Written exercise
From the data that follows, copy every line holding the string "content".

Supplied material
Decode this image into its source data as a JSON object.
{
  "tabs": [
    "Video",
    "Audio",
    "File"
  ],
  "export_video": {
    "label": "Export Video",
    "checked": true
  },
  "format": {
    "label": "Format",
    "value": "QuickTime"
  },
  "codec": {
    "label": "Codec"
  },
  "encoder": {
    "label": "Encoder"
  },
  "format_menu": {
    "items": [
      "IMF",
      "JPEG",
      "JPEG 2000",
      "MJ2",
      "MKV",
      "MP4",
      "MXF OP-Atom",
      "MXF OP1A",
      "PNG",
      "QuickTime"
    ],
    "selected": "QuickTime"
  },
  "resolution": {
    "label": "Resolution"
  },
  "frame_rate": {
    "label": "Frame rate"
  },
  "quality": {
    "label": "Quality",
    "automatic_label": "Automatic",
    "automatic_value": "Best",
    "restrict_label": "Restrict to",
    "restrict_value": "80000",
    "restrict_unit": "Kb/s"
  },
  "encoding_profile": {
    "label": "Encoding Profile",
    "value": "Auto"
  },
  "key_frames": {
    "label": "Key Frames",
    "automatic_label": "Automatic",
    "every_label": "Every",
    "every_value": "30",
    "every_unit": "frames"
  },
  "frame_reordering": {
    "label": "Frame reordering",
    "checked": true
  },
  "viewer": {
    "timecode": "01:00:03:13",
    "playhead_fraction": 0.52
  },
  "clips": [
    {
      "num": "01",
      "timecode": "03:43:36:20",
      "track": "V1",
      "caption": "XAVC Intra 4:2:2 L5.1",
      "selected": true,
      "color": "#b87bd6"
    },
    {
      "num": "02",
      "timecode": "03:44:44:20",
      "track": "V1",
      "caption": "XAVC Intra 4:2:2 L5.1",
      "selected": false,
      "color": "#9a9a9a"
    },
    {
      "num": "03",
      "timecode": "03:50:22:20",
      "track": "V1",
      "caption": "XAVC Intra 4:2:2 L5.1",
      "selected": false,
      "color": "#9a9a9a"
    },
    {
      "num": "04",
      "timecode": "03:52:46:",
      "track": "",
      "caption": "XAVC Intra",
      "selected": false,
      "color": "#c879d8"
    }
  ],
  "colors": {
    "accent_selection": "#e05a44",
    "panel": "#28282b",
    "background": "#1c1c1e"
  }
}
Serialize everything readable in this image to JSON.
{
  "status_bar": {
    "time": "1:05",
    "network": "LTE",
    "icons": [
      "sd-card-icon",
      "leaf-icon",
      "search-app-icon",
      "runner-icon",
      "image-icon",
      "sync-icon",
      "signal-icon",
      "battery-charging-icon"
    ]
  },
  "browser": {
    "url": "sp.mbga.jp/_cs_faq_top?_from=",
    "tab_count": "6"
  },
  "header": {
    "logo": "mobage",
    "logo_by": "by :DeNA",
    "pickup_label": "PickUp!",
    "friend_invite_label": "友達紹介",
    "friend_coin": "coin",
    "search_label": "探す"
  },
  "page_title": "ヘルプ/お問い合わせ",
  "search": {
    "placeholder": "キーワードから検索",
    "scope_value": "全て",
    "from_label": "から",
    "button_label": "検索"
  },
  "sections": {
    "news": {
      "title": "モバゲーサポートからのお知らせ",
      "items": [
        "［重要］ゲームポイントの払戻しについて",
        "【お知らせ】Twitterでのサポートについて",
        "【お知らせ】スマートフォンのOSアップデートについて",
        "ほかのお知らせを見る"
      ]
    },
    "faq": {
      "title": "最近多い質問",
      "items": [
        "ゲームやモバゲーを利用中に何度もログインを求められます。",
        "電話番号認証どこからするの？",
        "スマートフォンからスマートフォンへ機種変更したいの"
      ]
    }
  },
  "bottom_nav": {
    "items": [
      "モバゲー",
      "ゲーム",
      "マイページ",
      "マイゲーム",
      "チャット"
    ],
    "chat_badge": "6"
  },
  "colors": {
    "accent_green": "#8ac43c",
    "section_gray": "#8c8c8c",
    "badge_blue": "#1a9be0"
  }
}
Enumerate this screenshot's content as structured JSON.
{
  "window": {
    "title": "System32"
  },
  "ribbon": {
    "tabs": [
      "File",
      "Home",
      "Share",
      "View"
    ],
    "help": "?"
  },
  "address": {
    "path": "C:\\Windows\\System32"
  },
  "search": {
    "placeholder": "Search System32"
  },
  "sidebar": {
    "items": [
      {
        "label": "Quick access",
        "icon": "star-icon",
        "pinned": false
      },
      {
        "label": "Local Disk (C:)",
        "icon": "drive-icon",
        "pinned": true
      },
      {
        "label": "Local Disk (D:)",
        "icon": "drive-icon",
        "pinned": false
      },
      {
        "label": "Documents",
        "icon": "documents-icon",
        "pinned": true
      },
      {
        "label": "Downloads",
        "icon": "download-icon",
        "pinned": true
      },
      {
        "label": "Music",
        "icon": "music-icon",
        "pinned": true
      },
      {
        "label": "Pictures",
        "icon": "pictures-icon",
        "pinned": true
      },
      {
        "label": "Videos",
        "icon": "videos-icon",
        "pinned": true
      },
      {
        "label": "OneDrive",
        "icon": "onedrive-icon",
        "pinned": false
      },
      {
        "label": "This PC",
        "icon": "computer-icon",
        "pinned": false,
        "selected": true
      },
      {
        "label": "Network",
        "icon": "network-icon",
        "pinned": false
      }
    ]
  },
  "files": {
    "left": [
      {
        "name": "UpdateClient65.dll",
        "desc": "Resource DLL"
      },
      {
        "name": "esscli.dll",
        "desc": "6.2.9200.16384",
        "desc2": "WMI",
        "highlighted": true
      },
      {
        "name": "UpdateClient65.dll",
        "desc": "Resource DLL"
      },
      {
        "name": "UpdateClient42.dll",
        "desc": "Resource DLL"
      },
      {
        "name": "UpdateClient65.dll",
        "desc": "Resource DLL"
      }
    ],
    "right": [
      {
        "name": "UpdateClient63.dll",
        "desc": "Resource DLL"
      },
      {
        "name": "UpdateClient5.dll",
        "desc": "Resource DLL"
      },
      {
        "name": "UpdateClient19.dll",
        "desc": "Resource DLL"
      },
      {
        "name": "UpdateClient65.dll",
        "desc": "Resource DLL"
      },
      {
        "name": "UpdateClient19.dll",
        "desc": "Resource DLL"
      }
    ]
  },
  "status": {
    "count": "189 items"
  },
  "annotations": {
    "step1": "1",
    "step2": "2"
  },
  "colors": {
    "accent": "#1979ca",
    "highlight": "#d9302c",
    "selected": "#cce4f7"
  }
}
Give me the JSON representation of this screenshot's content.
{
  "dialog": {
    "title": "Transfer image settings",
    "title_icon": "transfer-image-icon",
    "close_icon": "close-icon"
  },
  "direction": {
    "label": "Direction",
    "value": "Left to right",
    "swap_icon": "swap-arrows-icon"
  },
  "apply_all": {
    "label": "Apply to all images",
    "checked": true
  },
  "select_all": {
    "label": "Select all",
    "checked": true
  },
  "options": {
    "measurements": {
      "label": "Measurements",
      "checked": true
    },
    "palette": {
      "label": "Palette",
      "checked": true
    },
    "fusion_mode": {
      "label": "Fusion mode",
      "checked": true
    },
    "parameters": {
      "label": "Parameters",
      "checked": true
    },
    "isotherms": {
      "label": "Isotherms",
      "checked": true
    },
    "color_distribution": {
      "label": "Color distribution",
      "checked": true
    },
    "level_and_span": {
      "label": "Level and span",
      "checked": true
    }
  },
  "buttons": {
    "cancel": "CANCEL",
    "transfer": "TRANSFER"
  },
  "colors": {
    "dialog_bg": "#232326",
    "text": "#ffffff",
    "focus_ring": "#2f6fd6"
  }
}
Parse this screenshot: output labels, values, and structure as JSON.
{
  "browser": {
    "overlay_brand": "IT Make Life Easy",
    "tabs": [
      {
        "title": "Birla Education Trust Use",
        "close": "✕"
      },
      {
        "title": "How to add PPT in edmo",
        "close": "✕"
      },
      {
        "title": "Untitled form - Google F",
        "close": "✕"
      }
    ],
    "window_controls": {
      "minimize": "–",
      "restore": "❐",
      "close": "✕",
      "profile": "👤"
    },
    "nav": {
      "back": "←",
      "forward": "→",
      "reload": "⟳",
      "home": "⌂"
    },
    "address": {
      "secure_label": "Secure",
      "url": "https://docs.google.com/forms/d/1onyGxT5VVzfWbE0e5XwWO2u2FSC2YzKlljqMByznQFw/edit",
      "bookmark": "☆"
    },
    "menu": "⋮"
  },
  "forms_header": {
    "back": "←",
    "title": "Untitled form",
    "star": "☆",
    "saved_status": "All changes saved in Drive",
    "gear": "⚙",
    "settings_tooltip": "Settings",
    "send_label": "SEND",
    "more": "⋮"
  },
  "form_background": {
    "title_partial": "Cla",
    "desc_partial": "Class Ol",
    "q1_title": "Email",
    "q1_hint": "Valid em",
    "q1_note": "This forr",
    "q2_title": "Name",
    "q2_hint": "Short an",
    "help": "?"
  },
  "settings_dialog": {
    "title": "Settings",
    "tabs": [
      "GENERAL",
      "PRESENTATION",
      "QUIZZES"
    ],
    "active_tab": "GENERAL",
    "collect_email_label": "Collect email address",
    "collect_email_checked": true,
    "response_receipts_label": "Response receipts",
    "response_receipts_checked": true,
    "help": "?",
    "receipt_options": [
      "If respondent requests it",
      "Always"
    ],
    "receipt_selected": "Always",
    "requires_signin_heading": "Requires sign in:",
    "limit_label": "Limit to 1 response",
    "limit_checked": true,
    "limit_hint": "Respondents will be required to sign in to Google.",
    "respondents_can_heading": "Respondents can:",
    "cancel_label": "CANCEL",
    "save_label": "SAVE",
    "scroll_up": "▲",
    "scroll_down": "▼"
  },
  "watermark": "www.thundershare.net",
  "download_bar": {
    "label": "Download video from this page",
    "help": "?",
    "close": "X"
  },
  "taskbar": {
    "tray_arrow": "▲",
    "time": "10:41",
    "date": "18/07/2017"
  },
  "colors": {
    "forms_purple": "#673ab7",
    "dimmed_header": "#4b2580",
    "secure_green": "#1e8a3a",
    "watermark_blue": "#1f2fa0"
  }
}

Right answer
Enumerate this screenshot's content as structured JSON.
Give me the JSON representation of this screenshot's content.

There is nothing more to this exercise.